§ **Objective**: Which lines hold the word "from"? Copy each one.

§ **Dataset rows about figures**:
****

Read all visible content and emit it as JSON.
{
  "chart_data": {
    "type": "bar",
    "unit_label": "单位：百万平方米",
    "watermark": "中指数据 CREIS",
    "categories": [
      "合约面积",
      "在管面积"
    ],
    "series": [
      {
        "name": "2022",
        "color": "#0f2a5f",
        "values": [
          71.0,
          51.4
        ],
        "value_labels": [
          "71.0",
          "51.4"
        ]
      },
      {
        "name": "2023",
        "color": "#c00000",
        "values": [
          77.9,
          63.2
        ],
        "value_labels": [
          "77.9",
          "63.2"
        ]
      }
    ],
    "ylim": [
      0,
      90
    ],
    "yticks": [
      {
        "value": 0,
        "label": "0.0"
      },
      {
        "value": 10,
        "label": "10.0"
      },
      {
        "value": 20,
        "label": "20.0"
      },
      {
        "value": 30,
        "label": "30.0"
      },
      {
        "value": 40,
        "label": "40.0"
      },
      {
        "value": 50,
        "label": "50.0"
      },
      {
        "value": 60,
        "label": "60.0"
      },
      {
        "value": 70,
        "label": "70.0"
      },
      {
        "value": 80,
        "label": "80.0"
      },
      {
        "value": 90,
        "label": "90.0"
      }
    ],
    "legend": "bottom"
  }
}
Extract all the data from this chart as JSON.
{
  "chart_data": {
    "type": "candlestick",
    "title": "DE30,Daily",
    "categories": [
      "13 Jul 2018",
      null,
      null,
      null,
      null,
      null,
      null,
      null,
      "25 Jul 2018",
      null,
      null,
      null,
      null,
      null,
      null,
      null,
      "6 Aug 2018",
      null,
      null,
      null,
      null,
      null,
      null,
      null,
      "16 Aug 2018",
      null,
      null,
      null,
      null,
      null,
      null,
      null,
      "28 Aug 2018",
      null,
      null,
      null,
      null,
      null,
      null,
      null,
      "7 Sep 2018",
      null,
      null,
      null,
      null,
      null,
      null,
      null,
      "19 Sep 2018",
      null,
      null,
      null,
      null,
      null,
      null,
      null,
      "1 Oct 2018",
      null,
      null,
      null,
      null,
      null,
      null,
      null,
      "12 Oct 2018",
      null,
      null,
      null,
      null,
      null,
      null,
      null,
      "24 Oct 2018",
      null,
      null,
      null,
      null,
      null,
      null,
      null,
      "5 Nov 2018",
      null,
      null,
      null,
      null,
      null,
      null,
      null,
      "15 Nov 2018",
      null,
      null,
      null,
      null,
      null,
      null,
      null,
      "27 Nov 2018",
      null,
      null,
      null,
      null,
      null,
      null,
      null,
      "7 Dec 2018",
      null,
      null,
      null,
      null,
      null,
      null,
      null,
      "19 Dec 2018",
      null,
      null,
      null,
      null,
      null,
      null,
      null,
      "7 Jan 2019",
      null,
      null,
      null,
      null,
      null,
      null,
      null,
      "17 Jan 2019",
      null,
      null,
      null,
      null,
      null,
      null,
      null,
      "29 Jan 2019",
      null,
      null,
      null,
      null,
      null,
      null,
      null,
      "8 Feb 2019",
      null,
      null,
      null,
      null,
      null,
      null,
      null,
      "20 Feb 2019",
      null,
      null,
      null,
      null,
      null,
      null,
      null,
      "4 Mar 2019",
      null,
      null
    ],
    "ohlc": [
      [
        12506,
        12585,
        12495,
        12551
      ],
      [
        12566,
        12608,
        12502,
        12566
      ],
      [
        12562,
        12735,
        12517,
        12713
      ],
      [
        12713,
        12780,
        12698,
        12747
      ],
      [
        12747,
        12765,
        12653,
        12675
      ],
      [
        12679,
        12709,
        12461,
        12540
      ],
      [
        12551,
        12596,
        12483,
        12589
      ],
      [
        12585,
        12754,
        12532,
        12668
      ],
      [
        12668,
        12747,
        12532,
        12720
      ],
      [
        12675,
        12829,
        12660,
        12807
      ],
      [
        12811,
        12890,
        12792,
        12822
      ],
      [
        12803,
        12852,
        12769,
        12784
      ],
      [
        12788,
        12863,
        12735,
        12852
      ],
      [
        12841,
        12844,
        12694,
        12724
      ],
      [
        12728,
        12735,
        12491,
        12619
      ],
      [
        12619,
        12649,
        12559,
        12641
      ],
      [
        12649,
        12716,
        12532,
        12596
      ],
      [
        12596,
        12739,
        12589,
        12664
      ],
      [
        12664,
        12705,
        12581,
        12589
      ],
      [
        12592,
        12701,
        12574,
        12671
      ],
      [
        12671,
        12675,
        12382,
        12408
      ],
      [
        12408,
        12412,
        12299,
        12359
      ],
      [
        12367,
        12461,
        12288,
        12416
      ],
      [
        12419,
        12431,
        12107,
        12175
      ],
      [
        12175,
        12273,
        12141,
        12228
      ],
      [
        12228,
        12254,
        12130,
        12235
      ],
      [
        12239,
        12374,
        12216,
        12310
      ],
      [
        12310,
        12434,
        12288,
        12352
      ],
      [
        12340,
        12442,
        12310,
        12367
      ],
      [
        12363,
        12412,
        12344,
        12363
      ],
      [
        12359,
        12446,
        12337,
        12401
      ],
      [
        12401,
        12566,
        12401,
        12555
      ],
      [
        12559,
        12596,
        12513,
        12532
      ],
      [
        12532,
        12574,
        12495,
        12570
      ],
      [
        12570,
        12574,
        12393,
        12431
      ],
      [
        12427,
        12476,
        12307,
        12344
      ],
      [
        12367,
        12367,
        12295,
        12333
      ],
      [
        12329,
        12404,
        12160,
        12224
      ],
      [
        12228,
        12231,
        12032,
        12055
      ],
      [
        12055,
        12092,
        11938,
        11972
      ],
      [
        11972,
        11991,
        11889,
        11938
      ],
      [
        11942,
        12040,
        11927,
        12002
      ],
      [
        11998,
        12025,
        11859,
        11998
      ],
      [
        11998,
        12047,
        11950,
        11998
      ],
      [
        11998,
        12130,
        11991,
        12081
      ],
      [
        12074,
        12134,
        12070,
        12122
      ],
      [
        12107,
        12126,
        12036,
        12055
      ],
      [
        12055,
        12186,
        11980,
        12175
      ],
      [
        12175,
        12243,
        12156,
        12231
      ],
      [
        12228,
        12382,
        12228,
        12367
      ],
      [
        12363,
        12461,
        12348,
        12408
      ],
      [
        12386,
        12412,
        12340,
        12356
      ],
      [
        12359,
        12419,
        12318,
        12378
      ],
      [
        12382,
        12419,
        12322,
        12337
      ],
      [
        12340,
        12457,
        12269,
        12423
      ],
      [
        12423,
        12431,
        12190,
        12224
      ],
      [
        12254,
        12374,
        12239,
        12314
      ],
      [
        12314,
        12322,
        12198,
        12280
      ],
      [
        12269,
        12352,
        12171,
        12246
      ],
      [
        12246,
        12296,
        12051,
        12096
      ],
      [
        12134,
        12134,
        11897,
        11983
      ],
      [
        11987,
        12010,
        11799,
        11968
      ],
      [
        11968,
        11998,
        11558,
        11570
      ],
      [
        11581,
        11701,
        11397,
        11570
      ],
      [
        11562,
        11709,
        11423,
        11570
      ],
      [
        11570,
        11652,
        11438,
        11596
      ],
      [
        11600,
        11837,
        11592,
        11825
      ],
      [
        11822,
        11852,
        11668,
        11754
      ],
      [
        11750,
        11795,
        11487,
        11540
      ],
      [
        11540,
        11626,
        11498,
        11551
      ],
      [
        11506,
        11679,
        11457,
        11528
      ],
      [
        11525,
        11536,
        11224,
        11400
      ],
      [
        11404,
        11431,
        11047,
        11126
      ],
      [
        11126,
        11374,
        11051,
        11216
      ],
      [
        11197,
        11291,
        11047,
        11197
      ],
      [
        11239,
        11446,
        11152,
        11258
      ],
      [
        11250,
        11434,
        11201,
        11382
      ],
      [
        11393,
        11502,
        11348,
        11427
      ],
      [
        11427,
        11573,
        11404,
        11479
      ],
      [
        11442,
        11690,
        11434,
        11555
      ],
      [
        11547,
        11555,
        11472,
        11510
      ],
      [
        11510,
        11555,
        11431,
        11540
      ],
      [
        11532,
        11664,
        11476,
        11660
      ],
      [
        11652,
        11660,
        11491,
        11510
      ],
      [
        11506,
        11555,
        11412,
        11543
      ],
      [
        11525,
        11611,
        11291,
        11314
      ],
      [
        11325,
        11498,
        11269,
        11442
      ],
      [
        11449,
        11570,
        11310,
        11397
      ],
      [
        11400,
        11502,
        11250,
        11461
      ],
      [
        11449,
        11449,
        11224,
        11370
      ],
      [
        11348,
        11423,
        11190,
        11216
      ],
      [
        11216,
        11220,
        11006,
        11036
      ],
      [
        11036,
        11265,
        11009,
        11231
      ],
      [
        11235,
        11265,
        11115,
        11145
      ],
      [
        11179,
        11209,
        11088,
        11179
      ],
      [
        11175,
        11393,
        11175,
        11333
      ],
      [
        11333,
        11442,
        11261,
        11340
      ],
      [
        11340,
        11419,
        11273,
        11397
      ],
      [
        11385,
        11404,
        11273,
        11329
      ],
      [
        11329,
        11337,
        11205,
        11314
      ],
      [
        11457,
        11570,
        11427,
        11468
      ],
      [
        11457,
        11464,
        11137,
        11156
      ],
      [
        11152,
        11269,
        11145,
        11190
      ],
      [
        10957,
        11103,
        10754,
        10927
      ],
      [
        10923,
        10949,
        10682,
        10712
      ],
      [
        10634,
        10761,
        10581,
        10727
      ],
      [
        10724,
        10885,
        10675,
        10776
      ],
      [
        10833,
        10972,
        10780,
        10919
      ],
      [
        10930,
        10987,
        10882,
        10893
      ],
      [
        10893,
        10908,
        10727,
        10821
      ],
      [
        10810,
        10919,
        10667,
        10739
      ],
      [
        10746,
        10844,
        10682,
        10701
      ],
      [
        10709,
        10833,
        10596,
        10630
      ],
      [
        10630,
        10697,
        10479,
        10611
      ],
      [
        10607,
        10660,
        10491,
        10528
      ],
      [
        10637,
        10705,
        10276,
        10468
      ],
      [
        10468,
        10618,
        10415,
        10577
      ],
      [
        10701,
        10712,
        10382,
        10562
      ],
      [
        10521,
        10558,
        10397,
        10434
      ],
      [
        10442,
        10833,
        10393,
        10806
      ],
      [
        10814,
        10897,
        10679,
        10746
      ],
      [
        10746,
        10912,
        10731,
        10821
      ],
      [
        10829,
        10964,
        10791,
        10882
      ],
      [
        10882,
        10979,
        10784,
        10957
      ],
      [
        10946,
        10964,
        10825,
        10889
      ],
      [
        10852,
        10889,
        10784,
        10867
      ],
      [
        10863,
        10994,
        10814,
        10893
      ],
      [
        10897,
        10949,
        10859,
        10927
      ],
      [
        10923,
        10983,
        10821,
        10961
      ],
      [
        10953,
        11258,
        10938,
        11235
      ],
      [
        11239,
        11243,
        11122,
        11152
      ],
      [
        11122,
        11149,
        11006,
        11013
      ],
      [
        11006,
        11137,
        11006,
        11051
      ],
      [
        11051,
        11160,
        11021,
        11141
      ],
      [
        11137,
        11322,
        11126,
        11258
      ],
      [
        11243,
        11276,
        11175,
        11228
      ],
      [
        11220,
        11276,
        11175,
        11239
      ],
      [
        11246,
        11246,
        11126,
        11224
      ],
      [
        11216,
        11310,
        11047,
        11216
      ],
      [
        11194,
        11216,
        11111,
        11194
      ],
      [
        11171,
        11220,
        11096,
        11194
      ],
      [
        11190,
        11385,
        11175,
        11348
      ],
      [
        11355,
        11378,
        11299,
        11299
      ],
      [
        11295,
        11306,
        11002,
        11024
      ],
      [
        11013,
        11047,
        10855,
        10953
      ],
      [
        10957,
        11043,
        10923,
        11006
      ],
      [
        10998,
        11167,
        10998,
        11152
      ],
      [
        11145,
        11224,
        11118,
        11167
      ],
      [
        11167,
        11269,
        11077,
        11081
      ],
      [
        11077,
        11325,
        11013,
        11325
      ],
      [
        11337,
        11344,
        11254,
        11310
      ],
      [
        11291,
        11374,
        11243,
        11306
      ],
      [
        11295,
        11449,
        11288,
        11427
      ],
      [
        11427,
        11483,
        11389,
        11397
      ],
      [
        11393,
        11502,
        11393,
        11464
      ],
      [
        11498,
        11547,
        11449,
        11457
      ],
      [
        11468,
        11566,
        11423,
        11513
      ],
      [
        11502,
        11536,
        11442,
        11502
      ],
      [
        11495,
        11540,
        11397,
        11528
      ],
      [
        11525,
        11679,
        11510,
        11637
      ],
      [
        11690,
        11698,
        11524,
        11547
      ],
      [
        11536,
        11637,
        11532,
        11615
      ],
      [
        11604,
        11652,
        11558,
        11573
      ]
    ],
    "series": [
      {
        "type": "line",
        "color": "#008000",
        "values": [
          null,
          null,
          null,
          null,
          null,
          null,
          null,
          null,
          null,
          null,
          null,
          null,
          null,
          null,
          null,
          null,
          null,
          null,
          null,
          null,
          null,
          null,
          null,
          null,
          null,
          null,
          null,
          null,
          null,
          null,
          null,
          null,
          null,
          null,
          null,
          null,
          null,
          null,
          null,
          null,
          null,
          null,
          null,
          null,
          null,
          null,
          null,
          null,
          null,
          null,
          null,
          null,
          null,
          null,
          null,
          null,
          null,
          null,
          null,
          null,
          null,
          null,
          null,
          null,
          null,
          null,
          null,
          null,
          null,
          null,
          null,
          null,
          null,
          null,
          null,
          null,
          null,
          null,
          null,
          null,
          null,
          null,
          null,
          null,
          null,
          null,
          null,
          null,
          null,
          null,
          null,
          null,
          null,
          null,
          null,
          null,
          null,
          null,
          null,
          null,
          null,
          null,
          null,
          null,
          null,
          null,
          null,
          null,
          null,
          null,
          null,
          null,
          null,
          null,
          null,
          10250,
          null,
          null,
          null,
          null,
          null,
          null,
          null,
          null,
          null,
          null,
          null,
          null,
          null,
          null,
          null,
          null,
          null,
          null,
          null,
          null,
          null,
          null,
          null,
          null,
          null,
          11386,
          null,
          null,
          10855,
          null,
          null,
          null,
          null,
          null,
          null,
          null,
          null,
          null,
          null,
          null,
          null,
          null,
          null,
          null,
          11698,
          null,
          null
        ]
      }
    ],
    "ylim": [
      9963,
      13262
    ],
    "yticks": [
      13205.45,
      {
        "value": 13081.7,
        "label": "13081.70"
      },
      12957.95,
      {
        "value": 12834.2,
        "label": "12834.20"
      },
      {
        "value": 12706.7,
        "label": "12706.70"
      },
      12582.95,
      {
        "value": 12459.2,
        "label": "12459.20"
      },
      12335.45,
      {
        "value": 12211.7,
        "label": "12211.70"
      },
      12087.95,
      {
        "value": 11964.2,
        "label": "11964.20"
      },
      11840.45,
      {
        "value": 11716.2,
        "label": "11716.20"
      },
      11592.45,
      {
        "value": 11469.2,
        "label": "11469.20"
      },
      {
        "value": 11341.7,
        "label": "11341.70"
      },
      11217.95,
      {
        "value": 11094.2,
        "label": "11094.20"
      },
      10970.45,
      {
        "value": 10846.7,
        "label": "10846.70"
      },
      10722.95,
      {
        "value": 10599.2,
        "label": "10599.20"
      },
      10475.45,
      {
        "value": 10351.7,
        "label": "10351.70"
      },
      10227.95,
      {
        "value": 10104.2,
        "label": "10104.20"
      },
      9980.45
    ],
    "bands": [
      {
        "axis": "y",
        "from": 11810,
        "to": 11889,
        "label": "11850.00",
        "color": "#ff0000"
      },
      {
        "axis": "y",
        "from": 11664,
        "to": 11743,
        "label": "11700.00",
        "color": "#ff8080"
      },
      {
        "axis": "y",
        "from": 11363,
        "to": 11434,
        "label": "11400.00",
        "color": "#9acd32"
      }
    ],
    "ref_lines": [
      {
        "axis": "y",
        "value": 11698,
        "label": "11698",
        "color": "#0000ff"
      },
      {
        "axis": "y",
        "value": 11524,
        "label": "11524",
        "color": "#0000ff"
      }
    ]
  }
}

****

§ **Exercise answer**:
Extract all the data from this chart as JSON.
        "from": 11810,
        "from": 11664,
        "from": 11363,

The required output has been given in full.